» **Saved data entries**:
━━━━━━━━━━━━━━━━
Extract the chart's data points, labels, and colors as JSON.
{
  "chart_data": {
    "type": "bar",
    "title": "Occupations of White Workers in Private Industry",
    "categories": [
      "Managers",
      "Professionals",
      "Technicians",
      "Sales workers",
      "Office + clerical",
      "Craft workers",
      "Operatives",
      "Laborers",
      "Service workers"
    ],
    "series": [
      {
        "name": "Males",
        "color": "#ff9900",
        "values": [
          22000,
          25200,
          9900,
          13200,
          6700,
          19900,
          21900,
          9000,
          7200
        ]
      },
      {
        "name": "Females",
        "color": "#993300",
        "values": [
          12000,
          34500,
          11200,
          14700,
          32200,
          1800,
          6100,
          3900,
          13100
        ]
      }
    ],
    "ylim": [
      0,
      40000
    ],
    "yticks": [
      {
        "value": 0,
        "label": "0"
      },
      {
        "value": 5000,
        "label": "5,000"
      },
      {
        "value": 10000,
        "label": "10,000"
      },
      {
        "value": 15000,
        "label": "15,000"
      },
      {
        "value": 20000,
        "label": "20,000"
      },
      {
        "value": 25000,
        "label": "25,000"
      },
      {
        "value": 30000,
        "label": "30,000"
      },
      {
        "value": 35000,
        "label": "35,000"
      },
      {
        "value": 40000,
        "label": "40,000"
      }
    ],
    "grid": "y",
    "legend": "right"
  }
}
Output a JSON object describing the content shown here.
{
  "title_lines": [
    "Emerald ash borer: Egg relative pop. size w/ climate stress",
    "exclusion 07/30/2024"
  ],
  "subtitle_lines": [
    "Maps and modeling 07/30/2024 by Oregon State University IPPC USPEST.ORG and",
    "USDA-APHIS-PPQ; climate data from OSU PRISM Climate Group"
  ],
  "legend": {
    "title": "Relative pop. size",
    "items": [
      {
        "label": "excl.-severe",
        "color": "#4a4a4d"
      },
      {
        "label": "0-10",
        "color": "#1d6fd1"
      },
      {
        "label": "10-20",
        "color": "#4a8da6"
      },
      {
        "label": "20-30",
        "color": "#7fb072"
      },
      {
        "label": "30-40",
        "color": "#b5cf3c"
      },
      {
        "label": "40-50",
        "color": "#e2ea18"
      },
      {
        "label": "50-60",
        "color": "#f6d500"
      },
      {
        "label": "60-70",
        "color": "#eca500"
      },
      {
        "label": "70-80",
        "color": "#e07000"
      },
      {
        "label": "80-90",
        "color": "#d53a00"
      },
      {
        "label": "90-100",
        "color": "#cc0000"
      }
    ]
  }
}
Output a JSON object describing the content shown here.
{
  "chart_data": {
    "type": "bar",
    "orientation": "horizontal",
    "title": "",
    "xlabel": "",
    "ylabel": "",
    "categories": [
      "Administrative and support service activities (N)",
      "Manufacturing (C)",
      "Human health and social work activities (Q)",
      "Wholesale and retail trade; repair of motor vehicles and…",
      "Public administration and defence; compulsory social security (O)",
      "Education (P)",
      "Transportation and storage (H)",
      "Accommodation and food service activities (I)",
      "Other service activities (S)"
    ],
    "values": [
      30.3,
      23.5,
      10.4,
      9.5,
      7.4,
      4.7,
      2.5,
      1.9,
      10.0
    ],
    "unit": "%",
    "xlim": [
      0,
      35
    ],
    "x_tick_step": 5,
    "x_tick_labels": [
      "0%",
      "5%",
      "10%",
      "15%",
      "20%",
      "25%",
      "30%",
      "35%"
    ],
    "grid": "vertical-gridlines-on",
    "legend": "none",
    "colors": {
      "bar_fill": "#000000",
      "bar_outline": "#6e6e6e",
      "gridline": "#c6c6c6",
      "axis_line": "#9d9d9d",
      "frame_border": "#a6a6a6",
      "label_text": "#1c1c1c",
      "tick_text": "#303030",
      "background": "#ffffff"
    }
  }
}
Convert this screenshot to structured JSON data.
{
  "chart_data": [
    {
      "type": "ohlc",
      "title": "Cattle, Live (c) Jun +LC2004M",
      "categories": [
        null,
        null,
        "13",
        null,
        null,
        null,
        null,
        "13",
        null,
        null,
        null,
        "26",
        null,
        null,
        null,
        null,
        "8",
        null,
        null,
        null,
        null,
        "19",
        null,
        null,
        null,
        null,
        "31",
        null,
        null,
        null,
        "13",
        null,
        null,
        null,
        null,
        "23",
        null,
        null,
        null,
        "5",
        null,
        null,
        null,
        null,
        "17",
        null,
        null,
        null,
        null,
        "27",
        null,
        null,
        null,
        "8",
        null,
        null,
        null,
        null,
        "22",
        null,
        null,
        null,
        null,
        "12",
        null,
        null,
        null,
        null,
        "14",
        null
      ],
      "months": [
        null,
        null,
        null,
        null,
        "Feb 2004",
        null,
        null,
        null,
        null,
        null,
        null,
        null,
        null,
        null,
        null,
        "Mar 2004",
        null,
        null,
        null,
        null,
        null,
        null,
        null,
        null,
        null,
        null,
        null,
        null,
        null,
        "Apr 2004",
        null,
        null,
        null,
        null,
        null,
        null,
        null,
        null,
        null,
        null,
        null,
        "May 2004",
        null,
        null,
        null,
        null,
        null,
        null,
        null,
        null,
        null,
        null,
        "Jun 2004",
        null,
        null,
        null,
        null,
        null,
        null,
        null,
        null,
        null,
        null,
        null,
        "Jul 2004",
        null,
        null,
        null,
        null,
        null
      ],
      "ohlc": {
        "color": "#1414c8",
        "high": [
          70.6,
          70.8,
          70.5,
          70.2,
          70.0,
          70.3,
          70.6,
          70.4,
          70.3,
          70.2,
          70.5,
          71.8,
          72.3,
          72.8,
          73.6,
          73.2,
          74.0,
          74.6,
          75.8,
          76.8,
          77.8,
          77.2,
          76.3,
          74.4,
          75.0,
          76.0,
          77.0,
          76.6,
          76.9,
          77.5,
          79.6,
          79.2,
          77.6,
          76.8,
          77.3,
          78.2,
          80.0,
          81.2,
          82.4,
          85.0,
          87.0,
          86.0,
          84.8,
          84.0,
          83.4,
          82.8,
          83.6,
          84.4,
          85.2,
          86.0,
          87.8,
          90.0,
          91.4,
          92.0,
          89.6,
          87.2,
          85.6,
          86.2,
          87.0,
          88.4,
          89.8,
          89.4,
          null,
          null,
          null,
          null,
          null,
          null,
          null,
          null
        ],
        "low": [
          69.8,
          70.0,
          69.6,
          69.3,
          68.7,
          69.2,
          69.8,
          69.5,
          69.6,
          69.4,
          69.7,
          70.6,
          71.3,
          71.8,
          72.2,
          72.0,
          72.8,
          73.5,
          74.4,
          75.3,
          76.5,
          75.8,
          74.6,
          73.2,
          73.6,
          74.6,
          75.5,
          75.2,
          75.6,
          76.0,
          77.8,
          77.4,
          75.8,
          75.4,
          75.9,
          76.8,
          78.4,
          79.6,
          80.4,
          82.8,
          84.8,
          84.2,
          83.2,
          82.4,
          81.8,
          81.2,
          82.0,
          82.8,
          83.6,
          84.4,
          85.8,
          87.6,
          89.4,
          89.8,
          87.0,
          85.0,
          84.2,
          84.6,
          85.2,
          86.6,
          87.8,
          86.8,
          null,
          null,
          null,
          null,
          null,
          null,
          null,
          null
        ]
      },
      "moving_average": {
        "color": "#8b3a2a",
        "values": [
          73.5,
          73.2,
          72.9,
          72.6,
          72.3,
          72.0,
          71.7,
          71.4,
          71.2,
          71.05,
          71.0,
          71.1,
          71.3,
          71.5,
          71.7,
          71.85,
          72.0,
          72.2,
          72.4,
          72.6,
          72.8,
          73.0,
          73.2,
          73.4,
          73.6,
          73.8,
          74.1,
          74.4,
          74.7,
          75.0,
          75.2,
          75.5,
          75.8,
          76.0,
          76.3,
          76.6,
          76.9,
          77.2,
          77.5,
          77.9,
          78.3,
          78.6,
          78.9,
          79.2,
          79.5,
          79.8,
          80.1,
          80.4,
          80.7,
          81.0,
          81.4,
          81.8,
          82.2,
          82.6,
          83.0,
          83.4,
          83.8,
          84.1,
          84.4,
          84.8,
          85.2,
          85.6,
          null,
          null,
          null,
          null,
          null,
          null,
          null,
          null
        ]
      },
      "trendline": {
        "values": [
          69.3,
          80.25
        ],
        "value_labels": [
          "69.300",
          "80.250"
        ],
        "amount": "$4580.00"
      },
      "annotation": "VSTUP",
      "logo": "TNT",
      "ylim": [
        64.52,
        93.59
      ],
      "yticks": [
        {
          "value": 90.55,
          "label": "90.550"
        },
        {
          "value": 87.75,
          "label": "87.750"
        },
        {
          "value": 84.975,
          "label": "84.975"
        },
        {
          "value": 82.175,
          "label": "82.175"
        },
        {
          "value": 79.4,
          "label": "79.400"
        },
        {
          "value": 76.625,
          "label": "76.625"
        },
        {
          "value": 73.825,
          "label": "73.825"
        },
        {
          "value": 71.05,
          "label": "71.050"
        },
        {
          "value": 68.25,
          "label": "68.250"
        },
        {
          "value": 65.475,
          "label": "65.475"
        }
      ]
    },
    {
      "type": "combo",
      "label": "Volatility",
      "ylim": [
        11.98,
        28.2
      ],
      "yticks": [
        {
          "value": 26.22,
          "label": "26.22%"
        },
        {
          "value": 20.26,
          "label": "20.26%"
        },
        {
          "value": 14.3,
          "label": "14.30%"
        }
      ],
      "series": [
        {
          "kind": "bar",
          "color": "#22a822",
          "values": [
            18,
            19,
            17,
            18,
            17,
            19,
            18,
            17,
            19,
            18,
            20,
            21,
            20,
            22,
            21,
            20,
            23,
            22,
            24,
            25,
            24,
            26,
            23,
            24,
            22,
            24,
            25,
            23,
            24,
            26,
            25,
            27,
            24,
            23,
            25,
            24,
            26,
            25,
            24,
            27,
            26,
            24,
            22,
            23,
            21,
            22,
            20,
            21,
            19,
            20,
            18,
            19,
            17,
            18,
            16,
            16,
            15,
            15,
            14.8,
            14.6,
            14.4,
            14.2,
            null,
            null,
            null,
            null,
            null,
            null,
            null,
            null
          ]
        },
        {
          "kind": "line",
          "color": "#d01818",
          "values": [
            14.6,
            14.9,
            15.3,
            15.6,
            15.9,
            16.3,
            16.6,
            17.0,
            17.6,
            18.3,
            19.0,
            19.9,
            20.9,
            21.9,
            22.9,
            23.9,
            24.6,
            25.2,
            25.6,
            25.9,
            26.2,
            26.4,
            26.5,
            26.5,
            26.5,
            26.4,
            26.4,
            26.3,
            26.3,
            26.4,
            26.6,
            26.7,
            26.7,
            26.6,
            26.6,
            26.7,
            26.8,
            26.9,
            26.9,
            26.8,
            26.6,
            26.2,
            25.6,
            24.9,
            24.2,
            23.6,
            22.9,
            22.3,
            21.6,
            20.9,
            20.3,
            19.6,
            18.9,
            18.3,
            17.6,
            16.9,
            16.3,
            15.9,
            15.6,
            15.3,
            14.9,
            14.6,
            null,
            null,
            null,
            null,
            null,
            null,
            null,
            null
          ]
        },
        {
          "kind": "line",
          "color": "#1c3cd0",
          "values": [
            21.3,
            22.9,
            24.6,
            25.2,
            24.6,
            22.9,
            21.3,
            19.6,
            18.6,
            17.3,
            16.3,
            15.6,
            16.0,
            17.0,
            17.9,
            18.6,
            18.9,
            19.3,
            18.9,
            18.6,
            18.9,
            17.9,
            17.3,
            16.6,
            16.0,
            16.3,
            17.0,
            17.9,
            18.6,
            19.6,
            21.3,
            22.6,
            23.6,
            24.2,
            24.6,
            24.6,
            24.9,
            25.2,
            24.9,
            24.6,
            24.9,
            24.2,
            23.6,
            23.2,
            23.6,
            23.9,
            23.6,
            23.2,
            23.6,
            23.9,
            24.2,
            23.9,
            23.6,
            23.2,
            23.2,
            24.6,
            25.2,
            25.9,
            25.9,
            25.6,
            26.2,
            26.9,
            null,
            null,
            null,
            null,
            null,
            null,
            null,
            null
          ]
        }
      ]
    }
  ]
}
━━━━━━━━━━━━━━━━
» **WORK INSTRUCTIONS**: Select the lines from the entries that include the word "climate".

» **ANSWER TO THE EXERCISE**:
    "Emerald ash borer: Egg relative pop. size w/ climate stress",
    "USDA-APHIS-PPQ; climate data from OSU PRISM Climate Group"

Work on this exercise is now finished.